##### READING TEXT

The Guardian reports: “Since the Paris attacks on Friday night, France has been living under a nationwide state of emergency not seen since 1961. … The procedure harks back to the start of the Algerian war in the 1950s, giving exceptional powers to authorities…”
While some are claiming that increased government surveillance is needed after the attacks on Paris, TechDirt reports: “France Already Expanded Surveillance Twice In The Past Year — Perhaps Expanding It Again Is Not The Answer?”
BARRY LANDO, barrylando at gmail.com
Lando, who lives in London and Paris, is a former producer with “60 Minutes.” His books include Web of Deceit about the history of Iraq. His piece “Total War” notes that severe civil liberties restrictions were in place the last several months in France.
COLEEN ROWLEY, rowleyclan at earthlink.net, @ColeenRowley
Rowley, a former FBI special agent and division counsel whose May 2002 memo to the FBI Director exposed some of the FBI’s pre-9/11 failures — was named one of TIME magazine’s “Persons of the Year” in 2002. Rowley wrote to the FBI Director again in February 2003 with some hard questions about the reliability of the evidence being adduced to “justify” the impending invasion of Iraq. She now warns of terror attacks being used as pretexts for official agendas. She also warns that bulk collection of personal data by government is not only counter to liberty, but counterproductive to the alleged goal of stopping attacks. See her piece in the Guardian: “The Bigger the Haystack, the Harder the Terrorist is to Find.”

##########

(TASK REQUIREMENTS)
Answer these questions from the text on the Paris attacks and surveillance.
(a) Since what year has France not seen a nationwide state of emergency like the current one, according to the Guardian?
(b) What program did Barry Lando work on as a producer?
(c) In what month and year did Coleen Rowley write the memo that exposed some of the FBI's pre-9/11 failures?

##### INFORMATION GIVEN

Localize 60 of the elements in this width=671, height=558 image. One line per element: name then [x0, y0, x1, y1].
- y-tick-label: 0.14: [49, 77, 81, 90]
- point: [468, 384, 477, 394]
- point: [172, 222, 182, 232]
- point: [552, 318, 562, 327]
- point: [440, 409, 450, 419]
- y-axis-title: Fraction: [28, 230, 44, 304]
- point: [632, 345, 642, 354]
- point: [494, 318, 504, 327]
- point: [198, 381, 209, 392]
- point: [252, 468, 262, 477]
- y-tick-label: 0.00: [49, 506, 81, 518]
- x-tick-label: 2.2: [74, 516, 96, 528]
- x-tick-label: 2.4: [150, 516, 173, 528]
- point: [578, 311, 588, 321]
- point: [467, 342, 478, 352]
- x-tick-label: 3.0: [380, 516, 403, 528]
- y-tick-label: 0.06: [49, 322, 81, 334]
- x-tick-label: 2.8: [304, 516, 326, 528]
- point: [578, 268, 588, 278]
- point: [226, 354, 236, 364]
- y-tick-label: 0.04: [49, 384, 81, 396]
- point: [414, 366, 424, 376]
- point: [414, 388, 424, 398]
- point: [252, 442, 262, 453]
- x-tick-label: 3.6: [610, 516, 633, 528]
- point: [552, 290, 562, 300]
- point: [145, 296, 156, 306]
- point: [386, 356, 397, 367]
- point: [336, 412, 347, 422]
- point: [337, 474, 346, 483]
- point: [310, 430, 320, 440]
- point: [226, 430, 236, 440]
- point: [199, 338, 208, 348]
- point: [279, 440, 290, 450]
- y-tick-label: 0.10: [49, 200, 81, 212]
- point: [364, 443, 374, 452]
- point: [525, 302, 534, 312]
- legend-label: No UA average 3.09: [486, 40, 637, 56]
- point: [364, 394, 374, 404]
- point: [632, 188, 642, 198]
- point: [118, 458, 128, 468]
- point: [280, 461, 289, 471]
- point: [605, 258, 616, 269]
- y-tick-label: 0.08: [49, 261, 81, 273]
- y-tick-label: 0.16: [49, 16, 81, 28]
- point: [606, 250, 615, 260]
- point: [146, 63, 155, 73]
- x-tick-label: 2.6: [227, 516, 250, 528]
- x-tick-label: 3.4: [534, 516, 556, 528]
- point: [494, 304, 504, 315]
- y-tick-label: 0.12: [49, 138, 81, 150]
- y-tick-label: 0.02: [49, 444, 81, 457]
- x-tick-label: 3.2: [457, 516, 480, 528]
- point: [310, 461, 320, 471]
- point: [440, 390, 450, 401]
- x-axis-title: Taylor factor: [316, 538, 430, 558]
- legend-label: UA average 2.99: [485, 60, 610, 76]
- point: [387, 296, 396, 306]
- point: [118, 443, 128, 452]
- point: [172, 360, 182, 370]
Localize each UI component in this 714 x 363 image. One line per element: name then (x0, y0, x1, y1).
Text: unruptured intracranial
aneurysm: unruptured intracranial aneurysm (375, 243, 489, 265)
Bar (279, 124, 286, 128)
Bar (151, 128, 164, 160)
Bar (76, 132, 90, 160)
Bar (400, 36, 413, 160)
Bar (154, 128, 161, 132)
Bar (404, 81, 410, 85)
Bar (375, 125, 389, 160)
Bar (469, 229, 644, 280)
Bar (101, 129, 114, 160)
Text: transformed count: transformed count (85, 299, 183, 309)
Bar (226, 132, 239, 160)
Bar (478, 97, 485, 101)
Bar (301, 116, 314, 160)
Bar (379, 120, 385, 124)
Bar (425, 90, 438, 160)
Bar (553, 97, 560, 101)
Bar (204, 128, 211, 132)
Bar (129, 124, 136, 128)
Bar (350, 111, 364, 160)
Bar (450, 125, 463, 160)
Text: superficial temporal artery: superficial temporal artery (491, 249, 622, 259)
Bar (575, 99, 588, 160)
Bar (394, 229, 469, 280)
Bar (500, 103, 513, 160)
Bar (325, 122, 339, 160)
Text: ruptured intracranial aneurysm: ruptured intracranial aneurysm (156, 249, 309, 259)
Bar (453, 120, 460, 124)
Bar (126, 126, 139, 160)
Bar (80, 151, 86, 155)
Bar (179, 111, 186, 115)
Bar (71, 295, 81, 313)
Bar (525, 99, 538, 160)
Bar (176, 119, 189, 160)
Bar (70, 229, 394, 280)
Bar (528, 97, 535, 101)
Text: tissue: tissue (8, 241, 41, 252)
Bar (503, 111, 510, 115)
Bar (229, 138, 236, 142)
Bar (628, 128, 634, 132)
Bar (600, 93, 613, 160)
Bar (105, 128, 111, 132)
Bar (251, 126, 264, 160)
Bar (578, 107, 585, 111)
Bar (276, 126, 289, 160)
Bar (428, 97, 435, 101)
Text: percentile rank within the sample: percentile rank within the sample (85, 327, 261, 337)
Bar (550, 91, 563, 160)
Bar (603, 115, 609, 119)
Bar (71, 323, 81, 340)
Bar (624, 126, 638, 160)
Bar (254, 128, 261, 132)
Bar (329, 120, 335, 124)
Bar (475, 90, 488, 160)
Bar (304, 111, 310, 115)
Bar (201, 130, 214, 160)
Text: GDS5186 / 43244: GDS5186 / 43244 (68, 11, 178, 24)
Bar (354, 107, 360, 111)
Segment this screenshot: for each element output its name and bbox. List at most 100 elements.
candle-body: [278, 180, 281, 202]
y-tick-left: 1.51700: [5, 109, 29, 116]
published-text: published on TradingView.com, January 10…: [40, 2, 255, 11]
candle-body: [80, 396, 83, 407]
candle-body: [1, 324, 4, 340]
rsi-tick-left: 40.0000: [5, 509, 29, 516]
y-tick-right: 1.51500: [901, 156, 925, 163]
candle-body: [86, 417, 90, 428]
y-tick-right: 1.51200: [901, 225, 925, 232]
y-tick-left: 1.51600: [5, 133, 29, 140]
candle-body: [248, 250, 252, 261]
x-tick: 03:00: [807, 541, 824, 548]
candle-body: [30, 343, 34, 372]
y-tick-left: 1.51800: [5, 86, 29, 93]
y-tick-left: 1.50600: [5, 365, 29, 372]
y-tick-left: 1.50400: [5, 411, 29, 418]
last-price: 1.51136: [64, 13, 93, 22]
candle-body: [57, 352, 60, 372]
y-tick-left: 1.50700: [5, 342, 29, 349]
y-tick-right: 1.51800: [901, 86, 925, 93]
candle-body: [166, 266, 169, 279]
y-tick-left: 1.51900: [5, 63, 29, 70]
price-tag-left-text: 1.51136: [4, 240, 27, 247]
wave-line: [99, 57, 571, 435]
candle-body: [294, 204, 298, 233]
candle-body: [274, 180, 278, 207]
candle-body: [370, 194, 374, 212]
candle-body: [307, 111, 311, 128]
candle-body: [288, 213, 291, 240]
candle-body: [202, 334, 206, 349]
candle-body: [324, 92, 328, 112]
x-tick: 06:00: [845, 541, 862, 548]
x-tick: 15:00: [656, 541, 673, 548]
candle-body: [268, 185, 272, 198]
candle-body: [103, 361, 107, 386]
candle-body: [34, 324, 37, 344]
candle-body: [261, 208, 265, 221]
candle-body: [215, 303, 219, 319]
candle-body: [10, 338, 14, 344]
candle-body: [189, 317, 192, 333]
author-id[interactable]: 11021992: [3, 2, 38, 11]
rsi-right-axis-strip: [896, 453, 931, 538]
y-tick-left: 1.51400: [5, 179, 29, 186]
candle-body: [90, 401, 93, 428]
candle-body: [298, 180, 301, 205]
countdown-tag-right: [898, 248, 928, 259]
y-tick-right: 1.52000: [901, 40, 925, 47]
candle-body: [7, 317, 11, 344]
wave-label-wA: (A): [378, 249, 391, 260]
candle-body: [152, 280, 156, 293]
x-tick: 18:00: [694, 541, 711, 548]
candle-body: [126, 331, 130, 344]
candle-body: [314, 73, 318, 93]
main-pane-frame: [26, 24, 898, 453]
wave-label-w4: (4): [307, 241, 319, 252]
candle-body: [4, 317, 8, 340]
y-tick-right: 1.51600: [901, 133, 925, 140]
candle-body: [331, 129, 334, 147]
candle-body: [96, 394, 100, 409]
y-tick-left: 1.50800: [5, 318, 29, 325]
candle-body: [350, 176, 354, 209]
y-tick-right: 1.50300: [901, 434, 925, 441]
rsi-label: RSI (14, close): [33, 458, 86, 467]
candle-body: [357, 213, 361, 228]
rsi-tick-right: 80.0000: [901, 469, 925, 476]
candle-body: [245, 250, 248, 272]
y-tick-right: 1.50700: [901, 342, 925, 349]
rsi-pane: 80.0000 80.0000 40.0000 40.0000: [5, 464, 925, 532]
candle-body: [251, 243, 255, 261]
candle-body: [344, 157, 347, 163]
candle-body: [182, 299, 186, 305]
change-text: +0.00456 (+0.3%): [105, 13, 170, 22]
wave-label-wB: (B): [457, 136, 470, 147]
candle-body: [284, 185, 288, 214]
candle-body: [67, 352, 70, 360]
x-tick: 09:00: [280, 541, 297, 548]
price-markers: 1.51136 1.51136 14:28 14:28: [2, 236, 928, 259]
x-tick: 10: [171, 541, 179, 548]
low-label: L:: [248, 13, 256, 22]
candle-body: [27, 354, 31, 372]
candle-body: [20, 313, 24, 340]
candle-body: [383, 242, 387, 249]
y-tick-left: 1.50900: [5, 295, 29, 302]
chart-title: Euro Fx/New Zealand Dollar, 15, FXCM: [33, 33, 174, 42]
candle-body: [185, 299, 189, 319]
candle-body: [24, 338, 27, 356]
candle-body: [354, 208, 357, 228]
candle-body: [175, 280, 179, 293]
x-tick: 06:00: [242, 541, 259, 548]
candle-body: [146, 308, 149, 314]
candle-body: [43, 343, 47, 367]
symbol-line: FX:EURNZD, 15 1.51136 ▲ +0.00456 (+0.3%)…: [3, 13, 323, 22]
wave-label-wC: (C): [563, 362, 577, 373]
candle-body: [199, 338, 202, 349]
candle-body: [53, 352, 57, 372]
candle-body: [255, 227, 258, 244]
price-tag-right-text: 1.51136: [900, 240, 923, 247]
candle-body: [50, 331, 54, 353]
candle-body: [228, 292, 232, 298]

##########

(RESPONSE AREA)
(a) 1961
(b) "60 Minutes"
(c) May 2002